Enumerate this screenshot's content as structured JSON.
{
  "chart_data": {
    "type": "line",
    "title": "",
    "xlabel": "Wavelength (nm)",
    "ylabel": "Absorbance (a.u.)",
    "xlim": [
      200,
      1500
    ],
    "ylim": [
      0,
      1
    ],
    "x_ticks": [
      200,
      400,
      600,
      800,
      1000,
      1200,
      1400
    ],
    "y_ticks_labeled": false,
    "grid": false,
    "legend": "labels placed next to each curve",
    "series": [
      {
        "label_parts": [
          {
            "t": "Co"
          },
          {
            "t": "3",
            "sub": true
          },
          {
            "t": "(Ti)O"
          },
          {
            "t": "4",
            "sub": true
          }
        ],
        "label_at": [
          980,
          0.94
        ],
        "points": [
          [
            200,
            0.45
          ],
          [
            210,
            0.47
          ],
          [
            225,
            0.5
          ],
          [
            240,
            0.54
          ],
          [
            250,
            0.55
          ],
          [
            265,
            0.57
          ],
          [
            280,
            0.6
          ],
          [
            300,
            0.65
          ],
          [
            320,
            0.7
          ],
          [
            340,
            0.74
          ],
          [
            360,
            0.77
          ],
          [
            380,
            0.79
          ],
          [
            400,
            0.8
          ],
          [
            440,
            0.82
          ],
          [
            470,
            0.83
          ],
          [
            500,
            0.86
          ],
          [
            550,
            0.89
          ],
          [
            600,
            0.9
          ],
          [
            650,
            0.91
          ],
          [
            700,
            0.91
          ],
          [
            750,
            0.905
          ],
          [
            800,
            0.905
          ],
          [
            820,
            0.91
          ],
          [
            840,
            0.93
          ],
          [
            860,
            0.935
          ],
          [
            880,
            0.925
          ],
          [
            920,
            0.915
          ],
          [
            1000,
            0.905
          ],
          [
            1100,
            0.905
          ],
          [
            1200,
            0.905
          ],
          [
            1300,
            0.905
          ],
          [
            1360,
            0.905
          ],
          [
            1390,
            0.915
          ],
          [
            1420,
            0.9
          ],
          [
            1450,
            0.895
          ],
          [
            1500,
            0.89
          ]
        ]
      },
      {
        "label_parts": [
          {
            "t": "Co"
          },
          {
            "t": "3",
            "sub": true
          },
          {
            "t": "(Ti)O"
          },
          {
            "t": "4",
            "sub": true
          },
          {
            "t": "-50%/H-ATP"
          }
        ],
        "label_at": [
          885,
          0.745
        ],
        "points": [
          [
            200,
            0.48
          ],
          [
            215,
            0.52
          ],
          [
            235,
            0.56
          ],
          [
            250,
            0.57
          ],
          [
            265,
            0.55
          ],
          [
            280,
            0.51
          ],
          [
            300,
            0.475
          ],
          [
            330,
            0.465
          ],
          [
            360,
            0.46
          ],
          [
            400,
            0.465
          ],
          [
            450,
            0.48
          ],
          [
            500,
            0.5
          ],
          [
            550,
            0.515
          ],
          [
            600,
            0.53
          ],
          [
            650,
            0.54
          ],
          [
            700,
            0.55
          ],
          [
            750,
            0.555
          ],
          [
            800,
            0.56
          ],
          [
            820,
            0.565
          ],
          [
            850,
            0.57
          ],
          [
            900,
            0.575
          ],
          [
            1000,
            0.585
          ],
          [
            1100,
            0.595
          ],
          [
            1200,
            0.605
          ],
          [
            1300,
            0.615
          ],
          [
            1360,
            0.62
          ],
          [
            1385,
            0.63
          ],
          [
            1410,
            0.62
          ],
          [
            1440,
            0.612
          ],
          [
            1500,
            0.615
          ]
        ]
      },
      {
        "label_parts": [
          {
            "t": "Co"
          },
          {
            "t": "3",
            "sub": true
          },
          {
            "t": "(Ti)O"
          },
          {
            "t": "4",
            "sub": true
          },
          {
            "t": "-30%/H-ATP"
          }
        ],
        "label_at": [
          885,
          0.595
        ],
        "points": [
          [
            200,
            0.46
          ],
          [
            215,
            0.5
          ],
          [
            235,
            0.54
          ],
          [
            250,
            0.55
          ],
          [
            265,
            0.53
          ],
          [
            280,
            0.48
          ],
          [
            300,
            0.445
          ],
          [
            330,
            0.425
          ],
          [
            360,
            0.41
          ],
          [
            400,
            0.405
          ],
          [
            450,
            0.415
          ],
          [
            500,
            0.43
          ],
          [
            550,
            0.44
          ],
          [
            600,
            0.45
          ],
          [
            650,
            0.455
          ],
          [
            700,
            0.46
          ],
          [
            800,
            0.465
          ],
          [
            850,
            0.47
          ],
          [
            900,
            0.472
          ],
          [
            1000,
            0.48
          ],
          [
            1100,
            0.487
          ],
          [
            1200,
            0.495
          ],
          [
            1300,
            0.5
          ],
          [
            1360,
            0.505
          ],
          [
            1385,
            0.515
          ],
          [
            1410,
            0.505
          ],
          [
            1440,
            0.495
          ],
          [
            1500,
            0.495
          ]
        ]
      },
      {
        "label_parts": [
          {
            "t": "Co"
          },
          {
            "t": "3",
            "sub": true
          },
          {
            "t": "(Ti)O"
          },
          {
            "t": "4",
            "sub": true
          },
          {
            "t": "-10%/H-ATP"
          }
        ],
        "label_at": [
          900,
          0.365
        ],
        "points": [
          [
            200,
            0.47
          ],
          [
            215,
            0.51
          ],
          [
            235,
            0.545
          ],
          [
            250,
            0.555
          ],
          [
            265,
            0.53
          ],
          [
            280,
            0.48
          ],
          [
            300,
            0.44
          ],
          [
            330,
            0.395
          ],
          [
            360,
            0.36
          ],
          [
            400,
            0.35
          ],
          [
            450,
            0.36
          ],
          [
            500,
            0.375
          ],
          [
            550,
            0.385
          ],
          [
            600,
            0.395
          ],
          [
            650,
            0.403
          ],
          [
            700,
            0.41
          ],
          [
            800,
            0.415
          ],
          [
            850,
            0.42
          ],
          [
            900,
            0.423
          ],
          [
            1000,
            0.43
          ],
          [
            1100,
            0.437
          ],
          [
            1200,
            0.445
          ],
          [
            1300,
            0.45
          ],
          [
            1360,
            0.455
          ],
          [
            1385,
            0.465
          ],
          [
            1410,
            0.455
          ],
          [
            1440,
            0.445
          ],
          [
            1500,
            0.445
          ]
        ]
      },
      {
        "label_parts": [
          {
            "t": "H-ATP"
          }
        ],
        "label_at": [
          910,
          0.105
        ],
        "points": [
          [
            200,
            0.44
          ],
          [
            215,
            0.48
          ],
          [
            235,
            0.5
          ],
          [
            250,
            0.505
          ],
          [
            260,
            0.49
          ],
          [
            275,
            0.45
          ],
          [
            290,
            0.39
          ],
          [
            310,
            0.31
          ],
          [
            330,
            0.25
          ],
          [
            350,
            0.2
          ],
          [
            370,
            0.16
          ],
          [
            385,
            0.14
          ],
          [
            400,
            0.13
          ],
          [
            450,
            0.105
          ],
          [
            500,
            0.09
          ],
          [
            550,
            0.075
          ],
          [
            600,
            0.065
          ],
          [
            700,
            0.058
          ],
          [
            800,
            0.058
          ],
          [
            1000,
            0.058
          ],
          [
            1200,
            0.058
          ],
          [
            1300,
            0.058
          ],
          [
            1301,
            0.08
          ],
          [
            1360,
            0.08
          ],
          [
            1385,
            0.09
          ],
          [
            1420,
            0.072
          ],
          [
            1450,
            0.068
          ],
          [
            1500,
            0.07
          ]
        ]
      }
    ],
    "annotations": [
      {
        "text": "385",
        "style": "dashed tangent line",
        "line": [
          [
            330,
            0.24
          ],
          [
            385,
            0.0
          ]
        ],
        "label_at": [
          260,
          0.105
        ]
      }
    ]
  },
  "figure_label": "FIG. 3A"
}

========================

_The exercise_:
Print the whole listing exactly as it is.

_Result below_:
Enumerate this screenshot's content as structured JSON.
{
  "chart_data": {
    "type": "line",
    "title": "",
    "xlabel": "Wavelength (nm)",
    "ylabel": "Absorbance (a.u.)",
    "xlim": [
      200,
      1500
    ],
    "ylim": [
      0,
      1
    ],
    "x_ticks": [
      200,
      400,
      600,
      800,
      1000,
      1200,
      1400
    ],
    "y_ticks_labeled": false,
    "grid": false,
    "legend": "labels placed next to each curve",
    "series": [
      {
        "label_parts": [
          {
            "t": "Co"
          },
          {
            "t": "3",
            "sub": true
          },
          {
            "t": "(Ti)O"
          },
          {
            "t": "4",
            "sub": true
          }
        ],
        "label_at": [
          980,
          0.94
        ],
        "points": [
          [
            200,
            0.45
          ],
          [
            210,
            0.47
          ],
          [
            225,
            0.5
          ],
          [
            240,
            0.54
          ],
          [
            250,
            0.55
          ],
          [
            265,
            0.57
          ],
          [
            280,
            0.6
          ],
          [
            300,
            0.65
          ],
          [
            320,
            0.7
          ],
          [
            340,
            0.74
          ],
          [
            360,
            0.77
          ],
          [
            380,
            0.79
          ],
          [
            400,
            0.8
          ],
          [
            440,
            0.82
          ],
          [
            470,
            0.83
          ],
          [
            500,
            0.86
          ],
          [
            550,
            0.89
          ],
          [
            600,
            0.9
          ],
          [
            650,
            0.91
          ],
          [
            700,
            0.91
          ],
          [
            750,
            0.905
          ],
          [
            800,
            0.905
          ],
          [
            820,
            0.91
          ],
          [
            840,
            0.93
          ],
          [
            860,
            0.935
          ],
          [
            880,
            0.925
          ],
          [
            920,
            0.915
          ],
          [
            1000,
            0.905
          ],
          [
            1100,
            0.905
          ],
          [
            1200,
            0.905
          ],
          [
            1300,
            0.905
          ],
          [
            1360,
            0.905
          ],
          [
            1390,
            0.915
          ],
          [
            1420,
            0.9
          ],
          [
            1450,
            0.895
          ],
          [
            1500,
            0.89
          ]
        ]
      },
      {
        "label_parts": [
          {
            "t": "Co"
          },
          {
            "t": "3",
            "sub": true
          },
          {
            "t": "(Ti)O"
          },
          {
            "t": "4",
            "sub": true
          },
          {
            "t": "-50%/H-ATP"
          }
        ],
        "label_at": [
          885,
          0.745
        ],
        "points": [
          [
            200,
            0.48
          ],
          [
            215,
            0.52
          ],
          [
            235,
            0.56
          ],
          [
            250,
            0.57
          ],
          [
            265,
            0.55
          ],
          [
            280,
            0.51
          ],
          [
            300,
            0.475
          ],
          [
            330,
            0.465
          ],
          [
            360,
            0.46
          ],
          [
            400,
            0.465
          ],
          [
            450,
            0.48
          ],
          [
            500,
            0.5
          ],
          [
            550,
            0.515
          ],
          [
            600,
            0.53
          ],
          [
            650,
            0.54
          ],
          [
            700,
            0.55
          ],
          [
            750,
            0.555
          ],
          [
            800,
            0.56
          ],
          [
            820,
            0.565
          ],
          [
            850,
            0.57
          ],
          [
            900,
            0.575
          ],
          [
            1000,
            0.585
          ],
          [
            1100,
            0.595
          ],
          [
            1200,
            0.605
          ],
          [
            1300,
            0.615
          ],
          [
            1360,
            0.62
          ],
          [
            1385,
            0.63
          ],
          [
            1410,
            0.62
          ],
          [
            1440,
            0.612
          ],
          [
            1500,
            0.615
          ]
        ]
      },
      {
        "label_parts": [
          {
            "t": "Co"
          },
          {
            "t": "3",
            "sub": true
          },
          {
            "t": "(Ti)O"
          },
          {
            "t": "4",
            "sub": true
          },
          {
            "t": "-30%/H-ATP"
          }
        ],
        "label_at": [
          885,
          0.595
        ],
        "points": [
          [
            200,
            0.46
          ],
          [
            215,
            0.5
          ],
          [
            235,
            0.54
          ],
          [
            250,
            0.55
          ],
          [
            265,
            0.53
          ],
          [
            280,
            0.48
          ],
          [
            300,
            0.445
          ],
          [
            330,
            0.425
          ],
          [
            360,
            0.41
          ],
          [
            400,
            0.405
          ],
          [
            450,
            0.415
          ],
          [
            500,
            0.43
          ],
          [
            550,
            0.44
          ],
          [
            600,
            0.45
          ],
          [
            650,
            0.455
          ],
          [
            700,
            0.46
          ],
          [
            800,
            0.465
          ],
          [
            850,
            0.47
          ],
          [
            900,
            0.472
          ],
          [
            1000,
            0.48
          ],
          [
            1100,
            0.487
          ],
          [
            1200,
            0.495
          ],
          [
            1300,
            0.5
          ],
          [
            1360,
            0.505
          ],
          [
            1385,
            0.515
          ],
          [
            1410,
            0.505
          ],
          [
            1440,
            0.495
          ],
          [
            1500,
            0.495
          ]
        ]
      },
      {
        "label_parts": [
          {
            "t": "Co"
          },
          {
            "t": "3",
            "sub": true
          },
          {
            "t": "(Ti)O"
          },
          {
            "t": "4",
            "sub": true
          },
          {
            "t": "-10%/H-ATP"
          }
        ],
        "label_at": [
          900,
          0.365
        ],
        "points": [
          [
            200,
            0.47
          ],
          [
            215,
            0.51
          ],
          [
            235,
            0.545
          ],
          [
            250,
            0.555
          ],
          [
            265,
            0.53
          ],
          [
            280,
            0.48
          ],
          [
            300,
            0.44
          ],
          [
            330,
            0.395
          ],
          [
            360,
            0.36
          ],
          [
            400,
            0.35
          ],
          [
            450,
            0.36
          ],
          [
            500,
            0.375
          ],
          [
            550,
            0.385
          ],
          [
            600,
            0.395
          ],
          [
            650,
            0.403
          ],
          [
            700,
            0.41
          ],
          [
            800,
            0.415
          ],
          [
            850,
            0.42
          ],
          [
            900,
            0.423
          ],
          [
            1000,
            0.43
          ],
          [
            1100,
            0.437
          ],
          [
            1200,
            0.445
          ],
          [
            1300,
            0.45
          ],
          [
            1360,
            0.455
          ],
          [
            1385,
            0.465
          ],
          [
            1410,
            0.455
          ],
          [
            1440,
            0.445
          ],
          [
            1500,
            0.445
          ]
        ]
      },
      {
        "label_parts": [
          {
            "t": "H-ATP"
          }
        ],
        "label_at": [
          910,
          0.105
        ],
        "points": [
          [
            200,
            0.44
          ],
          [
            215,
            0.48
          ],
          [
            235,
            0.5
          ],
          [
            250,
            0.505
          ],
          [
            260,
            0.49
          ],
          [
            275,
            0.45
          ],
          [
            290,
            0.39
          ],
          [
            310,
            0.31
          ],
          [
            330,
            0.25
          ],
          [
            350,
            0.2
          ],
          [
            370,
            0.16
          ],
          [
            385,
            0.14
          ],
          [
            400,
            0.13
          ],
          [
            450,
            0.105
          ],
          [
            500,
            0.09
          ],
          [
            550,
            0.075
          ],
          [
            600,
            0.065
          ],
          [
            700,
            0.058
          ],
          [
            800,
            0.058
          ],
          [
            1000,
            0.058
          ],
          [
            1200,
            0.058
          ],
          [
            1300,
            0.058
          ],
          [
            1301,
            0.08
          ],
          [
            1360,
            0.08
          ],
          [
            1385,
            0.09
          ],
          [
            1420,
            0.072
          ],
          [
            1450,
            0.068
          ],
          [
            1500,
            0.07
          ]
        ]
      }
    ],
    "annotations": [
      {
        "text": "385",
        "style": "dashed tangent line",
        "line": [
          [
            330,
            0.24
          ],
          [
            385,
            0.0
          ]
        ],
        "label_at": [
          260,
          0.105
        ]
      }
    ]
  },
  "figure_label": "FIG. 3A"
}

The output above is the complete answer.